>> Begin

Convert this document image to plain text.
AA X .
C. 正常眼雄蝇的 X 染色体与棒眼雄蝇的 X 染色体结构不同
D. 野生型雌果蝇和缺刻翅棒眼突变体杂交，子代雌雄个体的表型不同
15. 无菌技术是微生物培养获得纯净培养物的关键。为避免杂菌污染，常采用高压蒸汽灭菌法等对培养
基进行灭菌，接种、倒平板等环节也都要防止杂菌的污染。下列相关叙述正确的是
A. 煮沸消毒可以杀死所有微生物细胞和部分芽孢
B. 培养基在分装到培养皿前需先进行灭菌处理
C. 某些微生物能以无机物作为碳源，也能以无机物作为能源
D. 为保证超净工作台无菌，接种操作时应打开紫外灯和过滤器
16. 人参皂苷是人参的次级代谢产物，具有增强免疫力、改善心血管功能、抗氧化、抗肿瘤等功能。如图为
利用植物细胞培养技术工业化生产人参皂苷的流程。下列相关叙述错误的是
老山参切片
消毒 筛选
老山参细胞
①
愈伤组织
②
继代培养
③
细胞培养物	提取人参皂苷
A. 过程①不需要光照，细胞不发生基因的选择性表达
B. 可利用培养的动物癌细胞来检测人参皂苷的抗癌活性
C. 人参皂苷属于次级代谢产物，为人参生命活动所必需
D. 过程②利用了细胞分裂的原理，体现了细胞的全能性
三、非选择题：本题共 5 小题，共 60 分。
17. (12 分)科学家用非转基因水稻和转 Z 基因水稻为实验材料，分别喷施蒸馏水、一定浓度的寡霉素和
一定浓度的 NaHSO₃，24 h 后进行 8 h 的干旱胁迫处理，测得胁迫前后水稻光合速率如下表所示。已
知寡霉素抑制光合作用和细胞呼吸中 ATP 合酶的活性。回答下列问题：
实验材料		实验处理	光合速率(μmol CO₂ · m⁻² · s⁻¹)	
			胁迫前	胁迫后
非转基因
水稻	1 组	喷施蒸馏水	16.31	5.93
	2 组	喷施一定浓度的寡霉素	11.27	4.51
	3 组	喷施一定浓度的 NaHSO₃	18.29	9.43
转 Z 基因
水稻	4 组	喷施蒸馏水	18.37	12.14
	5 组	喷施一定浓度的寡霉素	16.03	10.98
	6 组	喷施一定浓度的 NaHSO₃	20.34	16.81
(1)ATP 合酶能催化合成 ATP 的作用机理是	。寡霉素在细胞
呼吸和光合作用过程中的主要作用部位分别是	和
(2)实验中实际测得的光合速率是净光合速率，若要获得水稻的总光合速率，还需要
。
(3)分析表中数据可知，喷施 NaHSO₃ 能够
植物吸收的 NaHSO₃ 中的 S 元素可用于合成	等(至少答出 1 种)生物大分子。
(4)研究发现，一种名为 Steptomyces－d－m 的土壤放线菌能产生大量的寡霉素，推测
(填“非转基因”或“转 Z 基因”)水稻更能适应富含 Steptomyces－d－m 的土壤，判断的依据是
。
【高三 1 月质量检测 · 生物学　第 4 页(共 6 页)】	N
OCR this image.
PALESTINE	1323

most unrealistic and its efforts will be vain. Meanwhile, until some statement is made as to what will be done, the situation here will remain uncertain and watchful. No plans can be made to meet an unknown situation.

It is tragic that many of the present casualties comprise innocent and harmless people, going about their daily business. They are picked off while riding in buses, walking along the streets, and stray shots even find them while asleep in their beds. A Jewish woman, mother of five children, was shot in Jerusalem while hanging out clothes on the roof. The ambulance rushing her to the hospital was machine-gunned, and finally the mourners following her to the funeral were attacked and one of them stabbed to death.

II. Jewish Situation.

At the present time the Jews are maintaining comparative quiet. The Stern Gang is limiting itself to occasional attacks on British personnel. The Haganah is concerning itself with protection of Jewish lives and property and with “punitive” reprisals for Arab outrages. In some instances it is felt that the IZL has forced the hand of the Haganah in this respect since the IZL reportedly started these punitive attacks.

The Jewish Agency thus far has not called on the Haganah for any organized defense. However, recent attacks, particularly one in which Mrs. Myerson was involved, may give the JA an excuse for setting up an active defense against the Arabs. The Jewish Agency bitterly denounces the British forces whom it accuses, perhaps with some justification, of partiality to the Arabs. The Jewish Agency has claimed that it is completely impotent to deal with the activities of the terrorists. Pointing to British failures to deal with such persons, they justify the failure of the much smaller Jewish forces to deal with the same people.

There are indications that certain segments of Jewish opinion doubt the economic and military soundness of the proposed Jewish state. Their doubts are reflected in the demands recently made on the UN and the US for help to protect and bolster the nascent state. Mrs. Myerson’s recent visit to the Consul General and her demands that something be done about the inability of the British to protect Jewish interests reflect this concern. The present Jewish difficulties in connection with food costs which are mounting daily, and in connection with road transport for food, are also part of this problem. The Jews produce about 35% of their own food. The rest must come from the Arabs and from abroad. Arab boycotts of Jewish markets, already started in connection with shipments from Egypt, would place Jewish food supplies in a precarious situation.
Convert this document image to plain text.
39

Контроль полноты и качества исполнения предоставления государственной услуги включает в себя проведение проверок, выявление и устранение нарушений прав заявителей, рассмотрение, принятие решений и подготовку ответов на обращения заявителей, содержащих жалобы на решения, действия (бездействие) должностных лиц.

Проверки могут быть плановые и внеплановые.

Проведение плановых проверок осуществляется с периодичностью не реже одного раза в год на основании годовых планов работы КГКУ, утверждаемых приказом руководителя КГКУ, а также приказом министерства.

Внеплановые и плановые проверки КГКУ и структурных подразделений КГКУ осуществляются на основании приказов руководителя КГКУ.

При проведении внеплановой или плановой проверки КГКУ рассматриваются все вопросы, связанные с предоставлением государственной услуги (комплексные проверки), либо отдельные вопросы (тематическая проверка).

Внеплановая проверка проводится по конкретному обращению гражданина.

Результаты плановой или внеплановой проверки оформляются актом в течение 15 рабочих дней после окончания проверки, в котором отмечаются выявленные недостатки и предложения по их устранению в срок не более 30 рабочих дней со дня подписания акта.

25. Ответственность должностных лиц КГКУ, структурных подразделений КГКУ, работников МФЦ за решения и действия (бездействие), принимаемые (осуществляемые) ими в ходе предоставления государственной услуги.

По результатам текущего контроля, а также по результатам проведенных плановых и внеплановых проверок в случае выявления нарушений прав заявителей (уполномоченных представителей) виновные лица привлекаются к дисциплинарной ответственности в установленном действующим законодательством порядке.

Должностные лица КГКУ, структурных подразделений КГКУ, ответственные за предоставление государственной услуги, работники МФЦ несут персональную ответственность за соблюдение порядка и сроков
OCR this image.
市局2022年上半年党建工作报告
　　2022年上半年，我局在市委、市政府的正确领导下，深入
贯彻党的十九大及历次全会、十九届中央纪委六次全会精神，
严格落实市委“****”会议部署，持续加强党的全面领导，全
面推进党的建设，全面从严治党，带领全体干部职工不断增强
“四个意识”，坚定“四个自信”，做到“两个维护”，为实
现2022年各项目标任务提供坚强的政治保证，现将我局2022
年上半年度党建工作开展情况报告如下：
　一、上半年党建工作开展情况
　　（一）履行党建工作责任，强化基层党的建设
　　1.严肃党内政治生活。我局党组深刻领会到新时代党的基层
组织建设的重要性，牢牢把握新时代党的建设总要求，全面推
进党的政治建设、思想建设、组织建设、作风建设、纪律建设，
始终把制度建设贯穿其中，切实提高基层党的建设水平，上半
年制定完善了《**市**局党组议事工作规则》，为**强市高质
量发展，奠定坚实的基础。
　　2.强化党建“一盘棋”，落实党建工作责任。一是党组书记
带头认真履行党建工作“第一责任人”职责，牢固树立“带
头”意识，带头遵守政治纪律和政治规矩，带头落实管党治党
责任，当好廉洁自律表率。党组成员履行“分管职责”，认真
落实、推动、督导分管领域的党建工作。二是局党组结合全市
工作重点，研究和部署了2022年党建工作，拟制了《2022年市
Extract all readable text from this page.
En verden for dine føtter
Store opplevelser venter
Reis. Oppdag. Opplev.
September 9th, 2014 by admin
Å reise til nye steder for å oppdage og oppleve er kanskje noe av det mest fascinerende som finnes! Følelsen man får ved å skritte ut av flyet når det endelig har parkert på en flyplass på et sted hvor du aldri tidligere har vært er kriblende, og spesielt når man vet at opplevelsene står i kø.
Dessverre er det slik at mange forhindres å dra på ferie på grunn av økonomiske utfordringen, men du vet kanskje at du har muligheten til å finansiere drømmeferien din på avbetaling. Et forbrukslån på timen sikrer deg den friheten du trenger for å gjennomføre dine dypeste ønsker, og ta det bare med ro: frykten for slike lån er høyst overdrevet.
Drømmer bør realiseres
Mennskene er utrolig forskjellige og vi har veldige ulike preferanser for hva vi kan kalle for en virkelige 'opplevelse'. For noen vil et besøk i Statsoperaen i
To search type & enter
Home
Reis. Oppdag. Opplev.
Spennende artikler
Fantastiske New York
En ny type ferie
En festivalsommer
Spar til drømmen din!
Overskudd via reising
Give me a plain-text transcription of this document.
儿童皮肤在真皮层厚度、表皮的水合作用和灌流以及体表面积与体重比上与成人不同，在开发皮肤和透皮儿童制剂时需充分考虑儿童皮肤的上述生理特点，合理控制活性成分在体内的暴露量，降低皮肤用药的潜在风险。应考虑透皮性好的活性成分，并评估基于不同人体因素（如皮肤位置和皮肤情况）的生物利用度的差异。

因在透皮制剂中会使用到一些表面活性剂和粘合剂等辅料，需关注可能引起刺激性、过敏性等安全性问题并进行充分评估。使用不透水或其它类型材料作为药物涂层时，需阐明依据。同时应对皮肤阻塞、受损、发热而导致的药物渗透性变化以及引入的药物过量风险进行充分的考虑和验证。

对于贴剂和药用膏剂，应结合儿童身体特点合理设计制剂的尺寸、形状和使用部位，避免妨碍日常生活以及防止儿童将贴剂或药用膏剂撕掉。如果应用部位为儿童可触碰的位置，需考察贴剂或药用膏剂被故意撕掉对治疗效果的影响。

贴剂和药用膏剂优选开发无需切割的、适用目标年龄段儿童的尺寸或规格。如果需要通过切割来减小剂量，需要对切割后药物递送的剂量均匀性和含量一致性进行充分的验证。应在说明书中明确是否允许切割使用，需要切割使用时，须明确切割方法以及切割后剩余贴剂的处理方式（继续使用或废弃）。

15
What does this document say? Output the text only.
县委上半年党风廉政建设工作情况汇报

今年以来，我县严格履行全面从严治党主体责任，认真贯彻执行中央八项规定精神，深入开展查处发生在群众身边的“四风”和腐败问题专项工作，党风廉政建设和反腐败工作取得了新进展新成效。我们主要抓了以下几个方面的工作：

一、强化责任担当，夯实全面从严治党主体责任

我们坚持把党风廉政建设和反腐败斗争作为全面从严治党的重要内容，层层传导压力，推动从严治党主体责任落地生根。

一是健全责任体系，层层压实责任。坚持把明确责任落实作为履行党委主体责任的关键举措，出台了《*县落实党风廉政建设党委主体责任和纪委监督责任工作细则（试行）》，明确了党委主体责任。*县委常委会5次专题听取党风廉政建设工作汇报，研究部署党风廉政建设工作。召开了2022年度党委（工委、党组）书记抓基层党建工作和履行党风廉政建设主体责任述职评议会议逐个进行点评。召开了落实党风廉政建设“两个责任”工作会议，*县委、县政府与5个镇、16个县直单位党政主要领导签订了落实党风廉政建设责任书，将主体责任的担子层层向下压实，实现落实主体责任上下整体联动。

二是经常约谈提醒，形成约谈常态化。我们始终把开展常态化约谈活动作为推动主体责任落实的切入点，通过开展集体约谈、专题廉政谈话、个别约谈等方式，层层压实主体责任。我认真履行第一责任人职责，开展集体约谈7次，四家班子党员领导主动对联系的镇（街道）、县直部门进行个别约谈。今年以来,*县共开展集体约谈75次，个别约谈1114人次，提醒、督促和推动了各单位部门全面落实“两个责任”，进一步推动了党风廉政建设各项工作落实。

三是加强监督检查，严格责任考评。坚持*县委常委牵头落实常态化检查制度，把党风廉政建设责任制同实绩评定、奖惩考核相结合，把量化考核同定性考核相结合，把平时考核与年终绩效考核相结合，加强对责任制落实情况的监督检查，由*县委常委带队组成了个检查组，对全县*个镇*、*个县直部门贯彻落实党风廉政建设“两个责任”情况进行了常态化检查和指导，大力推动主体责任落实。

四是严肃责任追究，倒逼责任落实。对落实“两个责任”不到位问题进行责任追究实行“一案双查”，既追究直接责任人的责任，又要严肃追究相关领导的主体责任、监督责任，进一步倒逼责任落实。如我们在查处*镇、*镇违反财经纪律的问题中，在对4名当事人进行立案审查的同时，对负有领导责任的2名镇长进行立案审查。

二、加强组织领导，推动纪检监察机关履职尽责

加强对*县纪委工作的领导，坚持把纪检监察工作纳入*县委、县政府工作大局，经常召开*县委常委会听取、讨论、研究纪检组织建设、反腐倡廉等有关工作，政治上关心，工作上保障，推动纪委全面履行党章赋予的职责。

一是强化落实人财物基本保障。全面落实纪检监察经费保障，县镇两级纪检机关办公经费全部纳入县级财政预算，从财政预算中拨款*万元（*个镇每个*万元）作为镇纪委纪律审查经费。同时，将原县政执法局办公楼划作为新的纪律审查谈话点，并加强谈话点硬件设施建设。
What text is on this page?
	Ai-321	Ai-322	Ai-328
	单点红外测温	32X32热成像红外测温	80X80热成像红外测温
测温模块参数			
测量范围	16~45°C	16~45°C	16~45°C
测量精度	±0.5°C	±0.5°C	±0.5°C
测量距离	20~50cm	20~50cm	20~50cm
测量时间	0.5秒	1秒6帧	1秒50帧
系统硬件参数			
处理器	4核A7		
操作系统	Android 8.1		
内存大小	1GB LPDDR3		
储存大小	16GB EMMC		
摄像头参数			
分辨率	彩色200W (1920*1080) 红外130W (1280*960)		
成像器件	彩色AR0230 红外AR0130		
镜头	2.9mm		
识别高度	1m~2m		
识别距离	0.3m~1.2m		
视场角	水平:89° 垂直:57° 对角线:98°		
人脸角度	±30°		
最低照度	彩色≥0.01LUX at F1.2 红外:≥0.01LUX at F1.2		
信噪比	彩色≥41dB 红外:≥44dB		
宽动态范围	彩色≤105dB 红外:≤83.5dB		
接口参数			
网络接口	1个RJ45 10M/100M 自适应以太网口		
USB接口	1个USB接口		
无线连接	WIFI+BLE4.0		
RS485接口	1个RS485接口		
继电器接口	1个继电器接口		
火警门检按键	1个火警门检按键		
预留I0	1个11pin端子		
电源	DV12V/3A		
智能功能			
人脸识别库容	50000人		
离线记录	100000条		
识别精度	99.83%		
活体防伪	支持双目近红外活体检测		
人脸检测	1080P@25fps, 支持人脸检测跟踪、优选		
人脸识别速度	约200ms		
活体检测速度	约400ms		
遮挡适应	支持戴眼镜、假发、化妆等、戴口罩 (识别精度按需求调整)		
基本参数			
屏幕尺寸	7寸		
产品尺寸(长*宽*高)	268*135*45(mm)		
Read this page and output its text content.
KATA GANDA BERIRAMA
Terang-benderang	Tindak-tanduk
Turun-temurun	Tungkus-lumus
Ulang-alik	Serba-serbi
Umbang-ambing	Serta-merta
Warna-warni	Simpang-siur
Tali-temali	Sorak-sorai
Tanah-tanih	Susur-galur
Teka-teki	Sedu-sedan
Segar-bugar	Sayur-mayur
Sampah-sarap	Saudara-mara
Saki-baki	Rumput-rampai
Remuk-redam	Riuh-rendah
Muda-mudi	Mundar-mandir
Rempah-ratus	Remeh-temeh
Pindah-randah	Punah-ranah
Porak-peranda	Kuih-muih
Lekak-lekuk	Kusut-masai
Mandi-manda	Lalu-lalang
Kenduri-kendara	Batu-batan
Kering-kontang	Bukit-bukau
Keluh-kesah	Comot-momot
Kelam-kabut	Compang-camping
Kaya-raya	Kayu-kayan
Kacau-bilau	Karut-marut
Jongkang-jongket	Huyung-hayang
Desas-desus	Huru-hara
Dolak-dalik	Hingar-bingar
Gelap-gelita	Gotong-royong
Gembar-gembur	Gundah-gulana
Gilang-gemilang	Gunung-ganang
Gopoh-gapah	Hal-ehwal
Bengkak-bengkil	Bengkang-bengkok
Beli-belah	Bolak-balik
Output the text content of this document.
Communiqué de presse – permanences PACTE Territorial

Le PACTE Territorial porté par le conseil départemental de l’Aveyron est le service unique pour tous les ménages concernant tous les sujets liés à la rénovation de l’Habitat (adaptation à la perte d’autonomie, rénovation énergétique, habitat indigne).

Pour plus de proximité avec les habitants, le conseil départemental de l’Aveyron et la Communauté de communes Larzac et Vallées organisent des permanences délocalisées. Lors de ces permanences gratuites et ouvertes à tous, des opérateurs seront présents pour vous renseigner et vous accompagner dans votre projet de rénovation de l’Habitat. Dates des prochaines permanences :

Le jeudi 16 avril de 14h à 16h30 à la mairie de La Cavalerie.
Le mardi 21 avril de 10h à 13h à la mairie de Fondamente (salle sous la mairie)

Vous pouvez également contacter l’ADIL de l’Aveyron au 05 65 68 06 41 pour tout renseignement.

>> End

What to do
Locate each line with the word "внеплановой" and copy it.

Exercise answer
При проведении внеплановой или плановой проверки КГКУ рассматриваются все вопросы, связанные с предоставлением государственной услуги (комплексные проверки), либо отдельные вопросы (тематическая проверка).
Результаты плановой или внеплановой проверки оформляются актом в течение 15 рабочих дней после окончания проверки, в котором отмечаются выявленные недостатки и предложения по их устранению в срок не более 30 рабочих дней со дня подписания акта.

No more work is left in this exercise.